### WHAT YOU ARE ASKED TO DO
Check each line of the listing below for the word "kilkakrotnie" and say how many lines have it. Nothing else should be written.

### Extracted records

= = = = = = =

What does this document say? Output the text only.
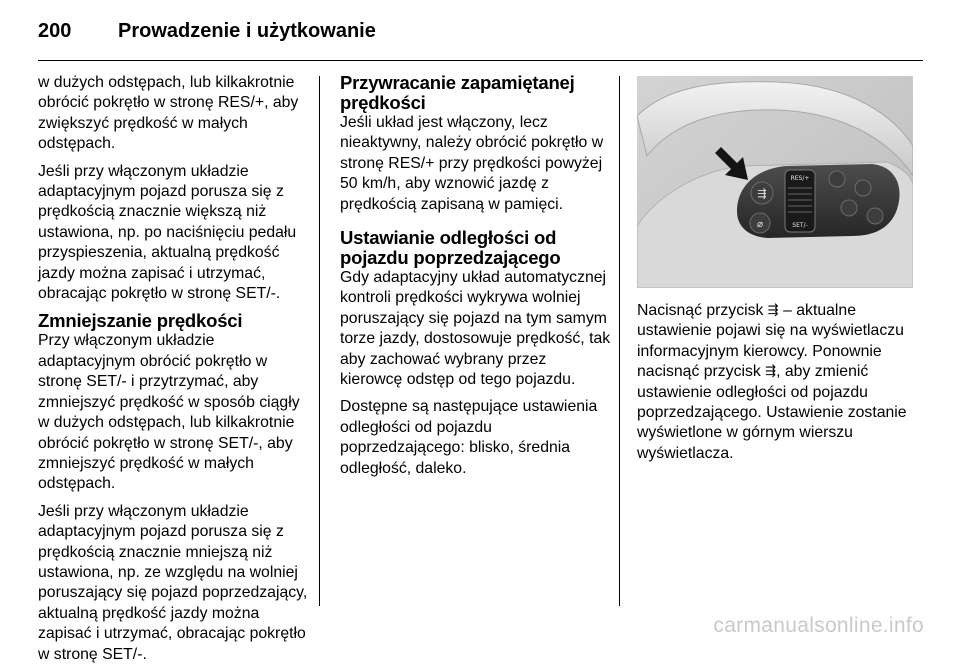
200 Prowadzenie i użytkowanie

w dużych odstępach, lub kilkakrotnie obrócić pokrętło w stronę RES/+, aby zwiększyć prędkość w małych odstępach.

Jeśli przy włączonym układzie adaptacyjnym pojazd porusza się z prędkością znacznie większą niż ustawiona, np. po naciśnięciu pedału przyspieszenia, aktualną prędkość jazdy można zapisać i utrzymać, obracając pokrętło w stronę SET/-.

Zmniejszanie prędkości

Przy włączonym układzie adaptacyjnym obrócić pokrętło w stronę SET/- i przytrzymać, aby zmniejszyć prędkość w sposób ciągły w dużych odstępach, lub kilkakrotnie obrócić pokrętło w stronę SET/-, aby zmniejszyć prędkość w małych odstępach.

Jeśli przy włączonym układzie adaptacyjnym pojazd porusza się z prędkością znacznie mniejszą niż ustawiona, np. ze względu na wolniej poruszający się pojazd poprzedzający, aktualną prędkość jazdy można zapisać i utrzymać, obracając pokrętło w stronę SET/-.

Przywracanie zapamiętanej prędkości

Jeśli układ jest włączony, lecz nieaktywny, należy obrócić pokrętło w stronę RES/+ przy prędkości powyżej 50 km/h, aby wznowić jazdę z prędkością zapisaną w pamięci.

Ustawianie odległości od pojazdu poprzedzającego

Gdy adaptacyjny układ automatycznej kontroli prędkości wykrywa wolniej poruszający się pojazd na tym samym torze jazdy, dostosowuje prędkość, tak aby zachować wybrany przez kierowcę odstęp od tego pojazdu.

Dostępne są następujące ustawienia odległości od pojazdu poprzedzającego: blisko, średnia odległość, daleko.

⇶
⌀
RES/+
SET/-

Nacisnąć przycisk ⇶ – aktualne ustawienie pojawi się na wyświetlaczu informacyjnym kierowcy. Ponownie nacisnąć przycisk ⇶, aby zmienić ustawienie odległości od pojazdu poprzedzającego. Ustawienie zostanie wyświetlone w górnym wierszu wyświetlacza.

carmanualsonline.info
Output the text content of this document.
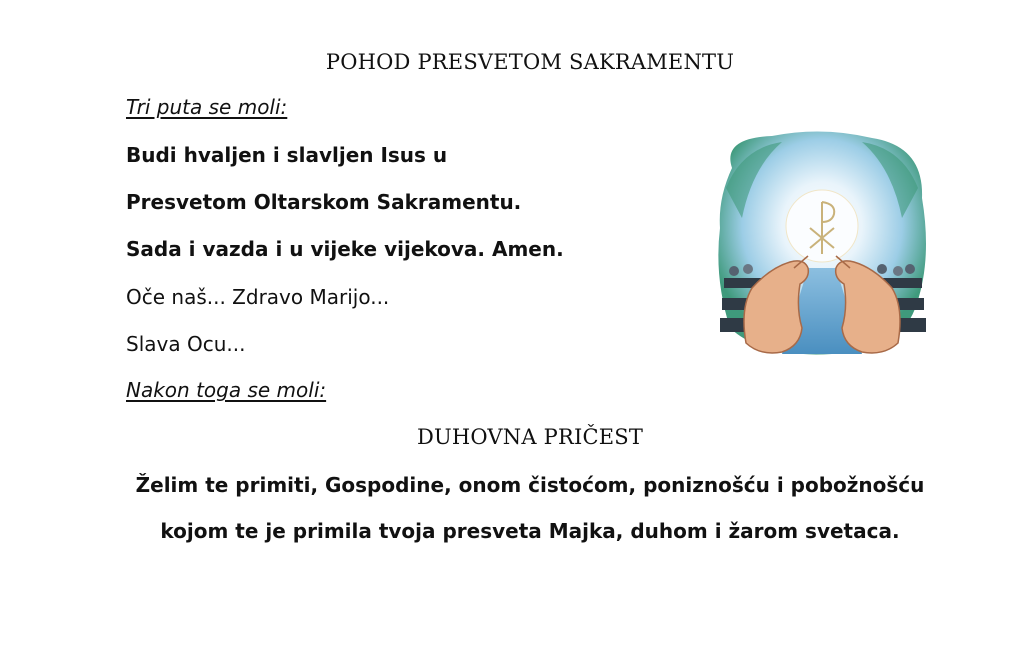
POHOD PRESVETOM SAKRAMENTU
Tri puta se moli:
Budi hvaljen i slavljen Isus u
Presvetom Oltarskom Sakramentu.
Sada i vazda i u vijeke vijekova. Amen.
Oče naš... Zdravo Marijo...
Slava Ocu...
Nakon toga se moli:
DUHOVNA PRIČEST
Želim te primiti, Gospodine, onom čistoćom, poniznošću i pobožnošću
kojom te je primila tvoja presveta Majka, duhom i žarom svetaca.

= = = = = = =

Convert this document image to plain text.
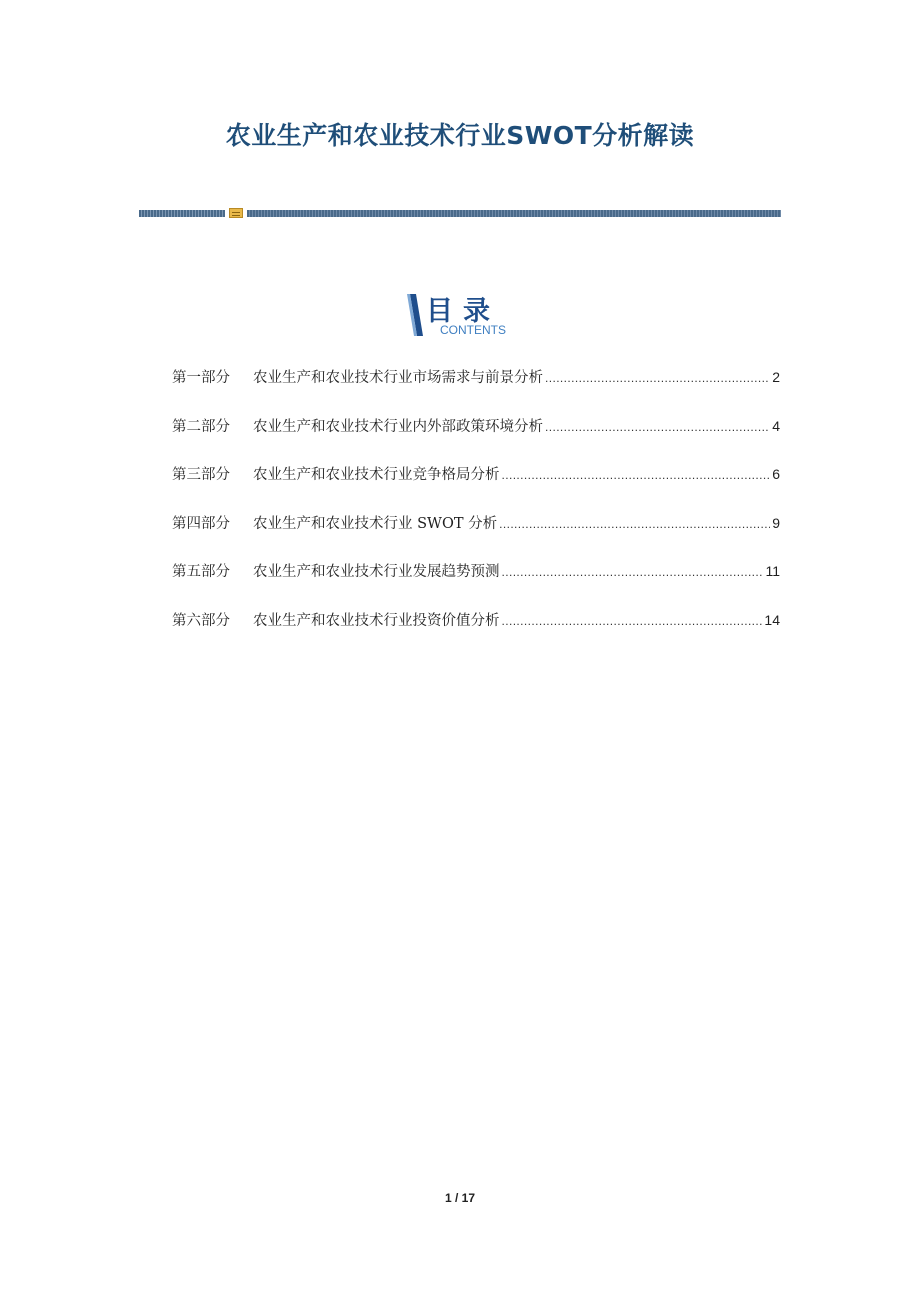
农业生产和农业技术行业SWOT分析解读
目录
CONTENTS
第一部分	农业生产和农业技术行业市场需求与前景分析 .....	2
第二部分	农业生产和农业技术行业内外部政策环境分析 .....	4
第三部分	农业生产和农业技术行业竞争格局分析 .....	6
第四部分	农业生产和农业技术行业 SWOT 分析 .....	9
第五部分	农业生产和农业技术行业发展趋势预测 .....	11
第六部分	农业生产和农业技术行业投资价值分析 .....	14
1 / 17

= = = = = = =

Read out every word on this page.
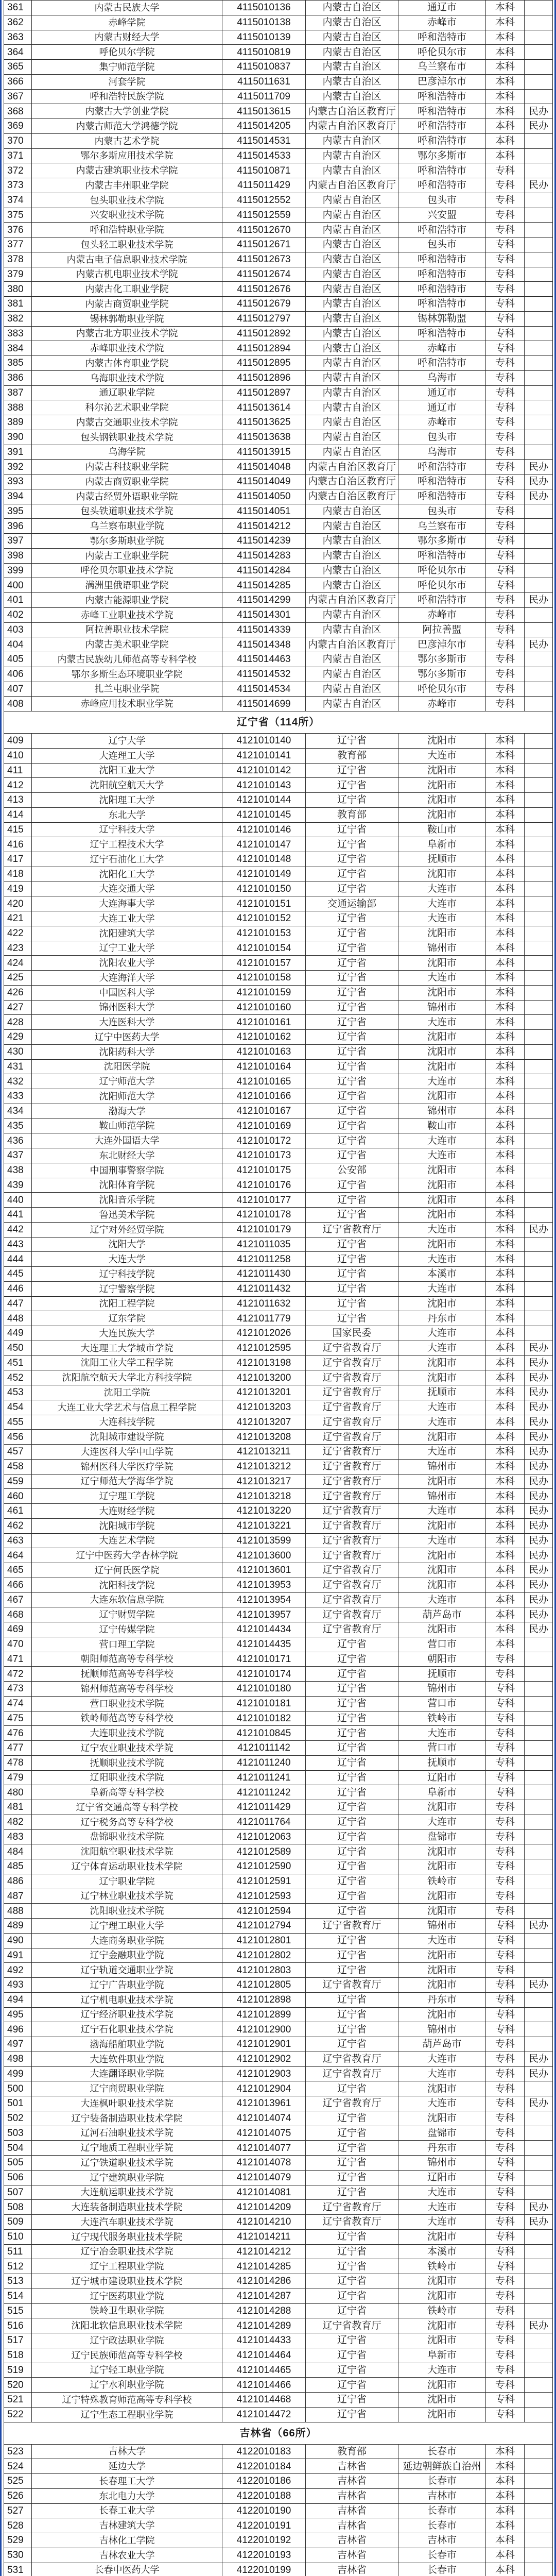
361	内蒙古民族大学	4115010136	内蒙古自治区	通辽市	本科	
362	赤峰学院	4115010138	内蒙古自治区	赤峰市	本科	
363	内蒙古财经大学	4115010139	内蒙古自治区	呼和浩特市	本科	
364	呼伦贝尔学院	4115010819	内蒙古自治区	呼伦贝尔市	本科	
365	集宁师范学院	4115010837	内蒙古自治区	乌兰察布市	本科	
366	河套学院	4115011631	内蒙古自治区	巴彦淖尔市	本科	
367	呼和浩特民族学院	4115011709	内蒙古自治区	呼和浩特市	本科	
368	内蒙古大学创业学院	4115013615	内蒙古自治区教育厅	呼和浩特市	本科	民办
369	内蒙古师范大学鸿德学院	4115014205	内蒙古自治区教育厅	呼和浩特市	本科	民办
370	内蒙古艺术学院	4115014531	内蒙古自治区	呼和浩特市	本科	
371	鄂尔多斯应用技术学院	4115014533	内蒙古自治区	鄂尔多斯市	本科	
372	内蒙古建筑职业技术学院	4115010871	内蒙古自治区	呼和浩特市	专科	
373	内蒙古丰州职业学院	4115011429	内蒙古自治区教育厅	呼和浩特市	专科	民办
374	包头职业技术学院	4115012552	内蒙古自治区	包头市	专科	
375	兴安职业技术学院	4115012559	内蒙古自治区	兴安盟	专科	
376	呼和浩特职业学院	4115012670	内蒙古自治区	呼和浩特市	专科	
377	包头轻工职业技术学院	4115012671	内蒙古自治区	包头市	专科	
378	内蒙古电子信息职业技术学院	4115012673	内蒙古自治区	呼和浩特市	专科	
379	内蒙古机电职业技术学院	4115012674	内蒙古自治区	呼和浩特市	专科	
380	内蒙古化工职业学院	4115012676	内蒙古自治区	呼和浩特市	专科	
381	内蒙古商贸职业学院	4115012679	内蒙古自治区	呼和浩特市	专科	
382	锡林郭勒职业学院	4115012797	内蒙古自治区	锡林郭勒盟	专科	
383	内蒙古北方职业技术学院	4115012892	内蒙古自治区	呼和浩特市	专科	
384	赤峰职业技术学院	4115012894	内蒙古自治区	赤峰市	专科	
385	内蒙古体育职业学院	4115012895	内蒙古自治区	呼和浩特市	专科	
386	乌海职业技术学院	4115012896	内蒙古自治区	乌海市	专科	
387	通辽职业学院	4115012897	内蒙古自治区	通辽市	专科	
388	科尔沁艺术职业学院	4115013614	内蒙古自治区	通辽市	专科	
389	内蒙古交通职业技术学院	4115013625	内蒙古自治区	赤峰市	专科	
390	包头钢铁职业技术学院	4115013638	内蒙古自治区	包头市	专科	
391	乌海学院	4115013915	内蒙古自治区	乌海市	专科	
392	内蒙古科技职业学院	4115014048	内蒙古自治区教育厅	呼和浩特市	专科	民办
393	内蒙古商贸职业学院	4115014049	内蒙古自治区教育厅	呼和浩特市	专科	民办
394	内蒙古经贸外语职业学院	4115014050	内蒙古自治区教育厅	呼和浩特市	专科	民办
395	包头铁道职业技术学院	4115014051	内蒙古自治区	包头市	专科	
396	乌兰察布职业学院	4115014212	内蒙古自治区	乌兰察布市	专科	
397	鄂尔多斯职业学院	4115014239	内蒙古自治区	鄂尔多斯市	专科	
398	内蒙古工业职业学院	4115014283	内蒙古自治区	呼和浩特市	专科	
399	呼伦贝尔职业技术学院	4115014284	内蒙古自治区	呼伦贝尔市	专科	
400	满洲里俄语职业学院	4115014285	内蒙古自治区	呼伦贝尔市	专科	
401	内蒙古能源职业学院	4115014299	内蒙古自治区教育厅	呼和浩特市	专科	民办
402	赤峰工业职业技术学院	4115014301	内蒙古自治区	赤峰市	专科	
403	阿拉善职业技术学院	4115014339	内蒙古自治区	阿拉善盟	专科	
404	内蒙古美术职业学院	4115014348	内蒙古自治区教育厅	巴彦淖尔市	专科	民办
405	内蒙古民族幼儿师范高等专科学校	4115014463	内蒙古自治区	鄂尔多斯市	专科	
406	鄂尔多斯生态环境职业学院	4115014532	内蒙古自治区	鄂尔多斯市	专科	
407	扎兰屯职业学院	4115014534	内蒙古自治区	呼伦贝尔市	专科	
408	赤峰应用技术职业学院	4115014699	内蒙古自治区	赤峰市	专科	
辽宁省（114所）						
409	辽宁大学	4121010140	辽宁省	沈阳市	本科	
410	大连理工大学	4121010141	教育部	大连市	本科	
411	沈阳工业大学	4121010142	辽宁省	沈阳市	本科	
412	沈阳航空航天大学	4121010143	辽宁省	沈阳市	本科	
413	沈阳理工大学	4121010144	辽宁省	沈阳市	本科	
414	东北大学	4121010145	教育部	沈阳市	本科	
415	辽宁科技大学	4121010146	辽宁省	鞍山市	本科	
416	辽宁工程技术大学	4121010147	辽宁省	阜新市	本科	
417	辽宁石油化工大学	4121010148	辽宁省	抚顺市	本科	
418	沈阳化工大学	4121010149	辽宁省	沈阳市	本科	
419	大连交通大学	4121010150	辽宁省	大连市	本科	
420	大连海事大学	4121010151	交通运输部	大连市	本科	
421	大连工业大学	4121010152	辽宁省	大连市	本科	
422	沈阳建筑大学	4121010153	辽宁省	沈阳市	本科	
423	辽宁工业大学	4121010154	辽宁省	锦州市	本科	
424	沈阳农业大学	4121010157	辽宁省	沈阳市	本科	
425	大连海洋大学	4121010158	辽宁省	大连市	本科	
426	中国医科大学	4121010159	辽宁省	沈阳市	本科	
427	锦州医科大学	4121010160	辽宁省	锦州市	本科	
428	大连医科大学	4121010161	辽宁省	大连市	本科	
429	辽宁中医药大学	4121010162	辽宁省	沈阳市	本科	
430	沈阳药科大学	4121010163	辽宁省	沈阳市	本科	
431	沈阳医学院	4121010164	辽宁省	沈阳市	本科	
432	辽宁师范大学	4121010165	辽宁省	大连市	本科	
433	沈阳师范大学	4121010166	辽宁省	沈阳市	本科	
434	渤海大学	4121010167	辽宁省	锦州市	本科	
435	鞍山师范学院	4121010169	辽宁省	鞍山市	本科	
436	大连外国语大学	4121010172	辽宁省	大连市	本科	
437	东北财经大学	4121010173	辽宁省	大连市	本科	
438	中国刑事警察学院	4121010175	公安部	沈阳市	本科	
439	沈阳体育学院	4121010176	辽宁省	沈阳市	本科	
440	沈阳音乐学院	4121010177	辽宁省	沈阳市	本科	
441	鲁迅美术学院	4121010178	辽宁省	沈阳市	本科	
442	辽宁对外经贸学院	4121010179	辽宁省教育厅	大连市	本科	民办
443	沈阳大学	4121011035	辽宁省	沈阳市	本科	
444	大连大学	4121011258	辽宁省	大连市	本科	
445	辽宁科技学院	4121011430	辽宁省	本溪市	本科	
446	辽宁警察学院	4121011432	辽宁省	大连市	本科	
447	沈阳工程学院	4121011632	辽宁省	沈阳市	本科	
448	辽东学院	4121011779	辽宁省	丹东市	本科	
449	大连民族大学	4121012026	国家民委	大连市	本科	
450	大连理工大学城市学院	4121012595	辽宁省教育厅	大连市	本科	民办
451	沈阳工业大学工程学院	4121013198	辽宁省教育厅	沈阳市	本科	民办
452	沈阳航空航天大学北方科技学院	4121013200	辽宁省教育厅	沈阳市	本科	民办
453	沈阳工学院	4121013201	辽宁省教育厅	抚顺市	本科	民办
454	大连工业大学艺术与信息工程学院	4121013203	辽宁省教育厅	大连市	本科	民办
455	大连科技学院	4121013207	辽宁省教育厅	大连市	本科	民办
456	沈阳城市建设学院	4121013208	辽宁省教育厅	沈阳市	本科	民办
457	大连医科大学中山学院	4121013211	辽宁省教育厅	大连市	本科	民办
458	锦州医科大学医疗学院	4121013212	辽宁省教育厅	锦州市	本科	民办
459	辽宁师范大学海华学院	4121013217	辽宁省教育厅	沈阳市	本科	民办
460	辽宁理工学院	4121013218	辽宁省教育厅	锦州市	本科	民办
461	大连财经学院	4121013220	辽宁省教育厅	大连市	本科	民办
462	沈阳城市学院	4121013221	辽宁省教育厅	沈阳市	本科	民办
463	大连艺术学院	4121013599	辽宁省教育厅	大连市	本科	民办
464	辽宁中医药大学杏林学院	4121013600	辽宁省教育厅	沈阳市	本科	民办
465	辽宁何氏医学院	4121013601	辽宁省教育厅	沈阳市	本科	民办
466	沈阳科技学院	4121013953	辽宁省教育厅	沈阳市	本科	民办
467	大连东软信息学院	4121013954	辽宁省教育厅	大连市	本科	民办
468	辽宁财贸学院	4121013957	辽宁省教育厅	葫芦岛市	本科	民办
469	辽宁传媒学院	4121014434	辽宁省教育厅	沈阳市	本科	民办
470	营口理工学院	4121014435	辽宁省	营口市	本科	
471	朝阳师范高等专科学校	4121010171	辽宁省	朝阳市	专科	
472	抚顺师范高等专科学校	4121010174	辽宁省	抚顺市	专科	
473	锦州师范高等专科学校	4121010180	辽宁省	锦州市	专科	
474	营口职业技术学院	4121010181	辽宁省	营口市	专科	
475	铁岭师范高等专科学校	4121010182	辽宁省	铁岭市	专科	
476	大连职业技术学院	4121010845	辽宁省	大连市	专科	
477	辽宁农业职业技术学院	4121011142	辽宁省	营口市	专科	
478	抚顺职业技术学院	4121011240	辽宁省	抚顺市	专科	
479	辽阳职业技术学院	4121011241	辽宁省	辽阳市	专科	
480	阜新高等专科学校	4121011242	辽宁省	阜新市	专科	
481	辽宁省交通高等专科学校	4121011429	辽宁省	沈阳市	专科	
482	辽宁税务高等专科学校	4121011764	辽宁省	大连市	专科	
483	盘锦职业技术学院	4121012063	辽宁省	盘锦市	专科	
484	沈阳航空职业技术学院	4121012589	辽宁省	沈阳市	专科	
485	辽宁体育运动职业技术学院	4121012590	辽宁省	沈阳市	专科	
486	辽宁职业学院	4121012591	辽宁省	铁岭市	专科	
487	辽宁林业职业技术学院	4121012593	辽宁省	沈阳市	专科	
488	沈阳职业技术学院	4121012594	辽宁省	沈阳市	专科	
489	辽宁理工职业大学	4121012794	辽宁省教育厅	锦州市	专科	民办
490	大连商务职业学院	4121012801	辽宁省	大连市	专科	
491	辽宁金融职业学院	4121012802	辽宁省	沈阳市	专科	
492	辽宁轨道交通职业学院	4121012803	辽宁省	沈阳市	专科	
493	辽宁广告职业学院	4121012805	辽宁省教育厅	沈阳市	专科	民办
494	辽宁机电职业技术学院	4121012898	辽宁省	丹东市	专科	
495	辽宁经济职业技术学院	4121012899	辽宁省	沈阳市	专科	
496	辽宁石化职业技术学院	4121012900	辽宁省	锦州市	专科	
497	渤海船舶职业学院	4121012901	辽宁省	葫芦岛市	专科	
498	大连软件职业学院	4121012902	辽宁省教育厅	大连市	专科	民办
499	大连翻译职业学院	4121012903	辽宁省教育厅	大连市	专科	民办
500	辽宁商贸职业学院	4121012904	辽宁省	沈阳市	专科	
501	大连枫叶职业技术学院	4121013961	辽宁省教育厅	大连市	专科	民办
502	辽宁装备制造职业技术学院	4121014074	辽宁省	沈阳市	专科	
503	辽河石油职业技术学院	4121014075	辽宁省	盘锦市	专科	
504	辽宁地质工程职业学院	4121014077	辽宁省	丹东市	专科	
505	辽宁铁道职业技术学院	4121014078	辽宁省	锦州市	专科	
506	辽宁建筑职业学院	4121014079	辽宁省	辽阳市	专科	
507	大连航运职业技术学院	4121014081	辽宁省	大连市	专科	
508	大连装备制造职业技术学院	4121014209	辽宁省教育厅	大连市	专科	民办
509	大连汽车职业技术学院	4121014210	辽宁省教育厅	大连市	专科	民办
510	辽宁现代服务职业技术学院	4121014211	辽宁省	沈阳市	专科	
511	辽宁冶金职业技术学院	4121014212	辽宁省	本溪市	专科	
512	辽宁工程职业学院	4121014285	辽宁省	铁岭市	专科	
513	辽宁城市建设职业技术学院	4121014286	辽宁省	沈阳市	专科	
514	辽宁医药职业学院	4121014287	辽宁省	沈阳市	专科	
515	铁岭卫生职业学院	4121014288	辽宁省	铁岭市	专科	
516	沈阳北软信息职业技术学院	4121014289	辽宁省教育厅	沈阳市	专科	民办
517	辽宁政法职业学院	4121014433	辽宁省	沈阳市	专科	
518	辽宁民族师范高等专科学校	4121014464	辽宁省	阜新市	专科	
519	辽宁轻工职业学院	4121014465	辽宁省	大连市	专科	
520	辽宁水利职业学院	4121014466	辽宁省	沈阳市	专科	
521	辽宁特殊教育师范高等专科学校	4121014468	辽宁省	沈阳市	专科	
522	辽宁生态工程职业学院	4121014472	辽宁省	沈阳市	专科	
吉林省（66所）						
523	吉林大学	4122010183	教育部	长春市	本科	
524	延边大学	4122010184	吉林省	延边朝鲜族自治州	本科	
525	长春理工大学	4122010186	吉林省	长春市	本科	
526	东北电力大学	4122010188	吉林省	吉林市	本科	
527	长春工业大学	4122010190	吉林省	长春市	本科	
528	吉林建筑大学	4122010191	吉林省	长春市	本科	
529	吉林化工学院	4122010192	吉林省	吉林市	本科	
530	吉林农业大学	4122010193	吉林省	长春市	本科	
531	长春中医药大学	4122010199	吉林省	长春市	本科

= = = = = = =

### COMPLETED EXERCISE
2